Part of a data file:
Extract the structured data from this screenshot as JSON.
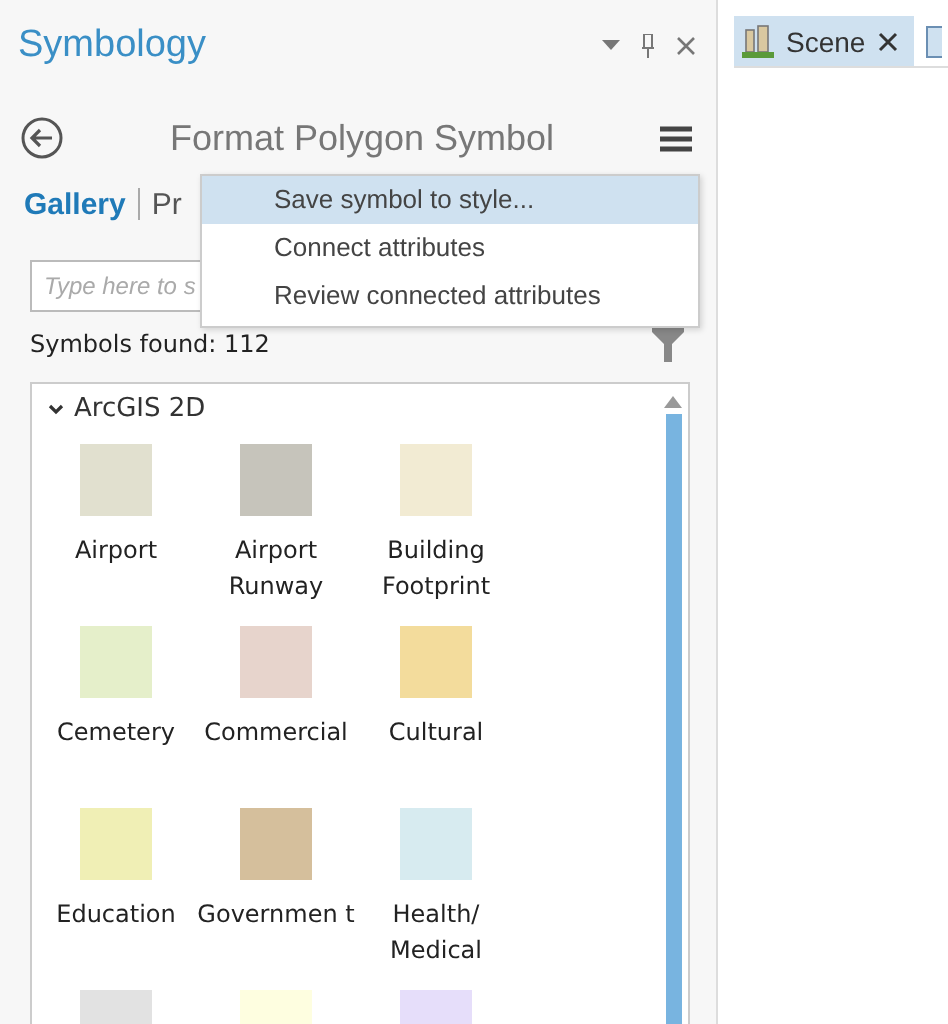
{
  "pane": {
    "title": "Symbology",
    "subtitle": "Format Polygon Symbol"
  },
  "tabs": [
    {
      "label": "Gallery",
      "selected": true
    },
    {
      "label": "Pr",
      "selected": false
    }
  ],
  "menu": [
    {
      "label": "Save symbol to style...",
      "selected": true
    },
    {
      "label": "Connect attributes",
      "selected": false
    },
    {
      "label": "Review connected attributes",
      "selected": false
    }
  ],
  "search": {
    "placeholder": "Type here to s"
  },
  "count": "Symbols found: 112",
  "gallery": {
    "group": "ArcGIS 2D",
    "expanded": true,
    "symbols": [
      {
        "label": "Airport",
        "color": "#e1e0cf"
      },
      {
        "label": "Airport Runway",
        "color": "#c6c4bb"
      },
      {
        "label": "Building Footprint",
        "color": "#f2ebd3"
      },
      {
        "label": "Cemetery",
        "color": "#e5efca"
      },
      {
        "label": "Commercial",
        "color": "#e7d4cc"
      },
      {
        "label": "Cultural",
        "color": "#f3dc9c"
      },
      {
        "label": "Education",
        "color": "#f0efb5"
      },
      {
        "label": "Governmen t",
        "color": "#d5bf9c"
      },
      {
        "label": "Health/ Medical",
        "color": "#d7ebf0"
      },
      {
        "color": "#e2e2e2"
      },
      {
        "color": "#fefee0"
      },
      {
        "color": "#e6defa"
      }
    ]
  },
  "doc_tabs": [
    {
      "label": "Scene",
      "selected": true
    }
  ]
}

■ WHAT YOU ARE ASKED TO DO
Go through the material above and print all of it exactly, except the pictures.

■ COMPLETED TASK
Extract the structured data from this screenshot as JSON.
{
  "pane": {
    "title": "Symbology",
    "subtitle": "Format Polygon Symbol"
  },
  "tabs": [
    {
      "label": "Gallery",
      "selected": true
    },
    {
      "label": "Pr",
      "selected": false
    }
  ],
  "menu": [
    {
      "label": "Save symbol to style...",
      "selected": true
    },
    {
      "label": "Connect attributes",
      "selected": false
    },
    {
      "label": "Review connected attributes",
      "selected": false
    }
  ],
  "search": {
    "placeholder": "Type here to s"
  },
  "count": "Symbols found: 112",
  "gallery": {
    "group": "ArcGIS 2D",
    "expanded": true,
    "symbols": [
      {
        "label": "Airport",
        "color": "#e1e0cf"
      },
      {
        "label": "Airport Runway",
        "color": "#c6c4bb"
      },
      {
        "label": "Building Footprint",
        "color": "#f2ebd3"
      },
      {
        "label": "Cemetery",
        "color": "#e5efca"
      },
      {
        "label": "Commercial",
        "color": "#e7d4cc"
      },
      {
        "label": "Cultural",
        "color": "#f3dc9c"
      },
      {
        "label": "Education",
        "color": "#f0efb5"
      },
      {
        "label": "Governmen t",
        "color": "#d5bf9c"
      },
      {
        "label": "Health/ Medical",
        "color": "#d7ebf0"
      },
      {
        "color": "#e2e2e2"
      },
      {
        "color": "#fefee0"
      },
      {
        "color": "#e6defa"
      }
    ]
  },
  "doc_tabs": [
    {
      "label": "Scene",
      "selected": true
    }
  ]
}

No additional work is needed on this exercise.